■ **Work instructions**:
Copy out each line of the data that holds the word "пары".

■ **Data listing**:
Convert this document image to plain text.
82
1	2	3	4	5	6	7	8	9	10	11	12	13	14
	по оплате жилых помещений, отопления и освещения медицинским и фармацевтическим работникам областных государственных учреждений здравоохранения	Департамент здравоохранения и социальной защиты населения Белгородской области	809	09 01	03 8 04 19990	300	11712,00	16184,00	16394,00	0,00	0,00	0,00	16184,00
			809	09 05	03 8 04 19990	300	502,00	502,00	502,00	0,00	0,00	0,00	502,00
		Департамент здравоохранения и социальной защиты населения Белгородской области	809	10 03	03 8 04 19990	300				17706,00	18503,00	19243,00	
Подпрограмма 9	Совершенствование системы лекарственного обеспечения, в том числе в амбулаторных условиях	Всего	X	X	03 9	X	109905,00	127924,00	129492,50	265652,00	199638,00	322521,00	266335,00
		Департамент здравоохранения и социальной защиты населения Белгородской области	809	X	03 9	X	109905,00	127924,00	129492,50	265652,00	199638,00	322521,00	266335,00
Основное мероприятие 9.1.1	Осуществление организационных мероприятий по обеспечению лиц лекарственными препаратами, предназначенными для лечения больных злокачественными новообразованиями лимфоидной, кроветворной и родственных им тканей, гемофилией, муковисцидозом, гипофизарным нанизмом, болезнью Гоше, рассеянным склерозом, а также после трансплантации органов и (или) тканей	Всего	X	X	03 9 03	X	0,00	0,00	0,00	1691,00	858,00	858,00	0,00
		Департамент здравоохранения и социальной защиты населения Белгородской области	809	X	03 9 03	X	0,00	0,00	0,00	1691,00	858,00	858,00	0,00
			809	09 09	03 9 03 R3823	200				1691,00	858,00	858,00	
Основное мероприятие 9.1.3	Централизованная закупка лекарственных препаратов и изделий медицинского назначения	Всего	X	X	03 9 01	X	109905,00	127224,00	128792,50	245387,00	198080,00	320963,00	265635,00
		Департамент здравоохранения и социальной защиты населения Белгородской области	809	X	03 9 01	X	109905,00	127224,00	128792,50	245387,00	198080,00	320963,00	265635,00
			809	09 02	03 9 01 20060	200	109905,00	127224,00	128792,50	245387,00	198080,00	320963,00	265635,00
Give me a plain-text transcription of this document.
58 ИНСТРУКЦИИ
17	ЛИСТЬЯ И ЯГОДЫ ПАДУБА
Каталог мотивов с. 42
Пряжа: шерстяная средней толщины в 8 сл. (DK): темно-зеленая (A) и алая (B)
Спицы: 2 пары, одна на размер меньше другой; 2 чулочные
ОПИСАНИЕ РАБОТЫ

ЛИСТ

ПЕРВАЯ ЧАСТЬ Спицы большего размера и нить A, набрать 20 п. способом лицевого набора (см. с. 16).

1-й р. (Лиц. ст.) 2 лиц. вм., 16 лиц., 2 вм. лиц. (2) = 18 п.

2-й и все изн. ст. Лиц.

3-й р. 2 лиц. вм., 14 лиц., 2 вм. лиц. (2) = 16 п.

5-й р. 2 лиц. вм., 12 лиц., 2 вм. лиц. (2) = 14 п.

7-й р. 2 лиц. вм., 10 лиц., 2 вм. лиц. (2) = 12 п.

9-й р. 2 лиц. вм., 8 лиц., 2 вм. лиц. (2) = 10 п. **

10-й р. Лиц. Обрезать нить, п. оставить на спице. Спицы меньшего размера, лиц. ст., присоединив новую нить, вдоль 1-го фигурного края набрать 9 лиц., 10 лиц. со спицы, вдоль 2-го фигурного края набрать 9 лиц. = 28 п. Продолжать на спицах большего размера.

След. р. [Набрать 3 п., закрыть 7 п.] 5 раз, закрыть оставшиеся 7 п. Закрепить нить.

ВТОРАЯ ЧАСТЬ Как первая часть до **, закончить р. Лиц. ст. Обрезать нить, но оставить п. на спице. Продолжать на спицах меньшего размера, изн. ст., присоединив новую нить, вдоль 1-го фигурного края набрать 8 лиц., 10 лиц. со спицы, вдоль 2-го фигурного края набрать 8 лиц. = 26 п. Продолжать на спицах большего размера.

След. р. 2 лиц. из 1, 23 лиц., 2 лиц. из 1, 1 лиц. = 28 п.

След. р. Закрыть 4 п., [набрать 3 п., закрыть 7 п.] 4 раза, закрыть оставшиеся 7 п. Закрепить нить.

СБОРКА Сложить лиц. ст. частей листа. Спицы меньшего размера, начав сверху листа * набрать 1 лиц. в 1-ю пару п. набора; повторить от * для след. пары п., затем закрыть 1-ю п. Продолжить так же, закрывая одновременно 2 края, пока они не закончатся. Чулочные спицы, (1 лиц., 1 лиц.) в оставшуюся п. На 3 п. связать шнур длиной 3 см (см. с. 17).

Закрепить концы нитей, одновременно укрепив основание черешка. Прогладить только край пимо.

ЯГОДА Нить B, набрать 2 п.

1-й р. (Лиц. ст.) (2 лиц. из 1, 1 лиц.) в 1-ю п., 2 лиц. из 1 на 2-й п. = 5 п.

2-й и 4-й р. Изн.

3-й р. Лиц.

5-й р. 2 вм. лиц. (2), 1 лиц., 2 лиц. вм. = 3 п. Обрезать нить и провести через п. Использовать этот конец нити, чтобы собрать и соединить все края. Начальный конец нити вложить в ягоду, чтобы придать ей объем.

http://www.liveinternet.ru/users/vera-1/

■ **Written response**:
Спицы: 2 пары, одна на размер меньше другой; 2 чулочные
СБОРКА Сложить лиц. ст. частей листа. Спицы меньшего размера, начав сверху листа * набрать 1 лиц. в 1-ю пару п. набора; повторить от * для след. пары п., затем закрыть 1-ю п. Продолжить так же, закрывая одновременно 2 края, пока они не закончатся. Чулочные спицы, (1 лиц., 1 лиц.) в оставшуюся п. На 3 п. связать шнур длиной 3 см (см. с. 17).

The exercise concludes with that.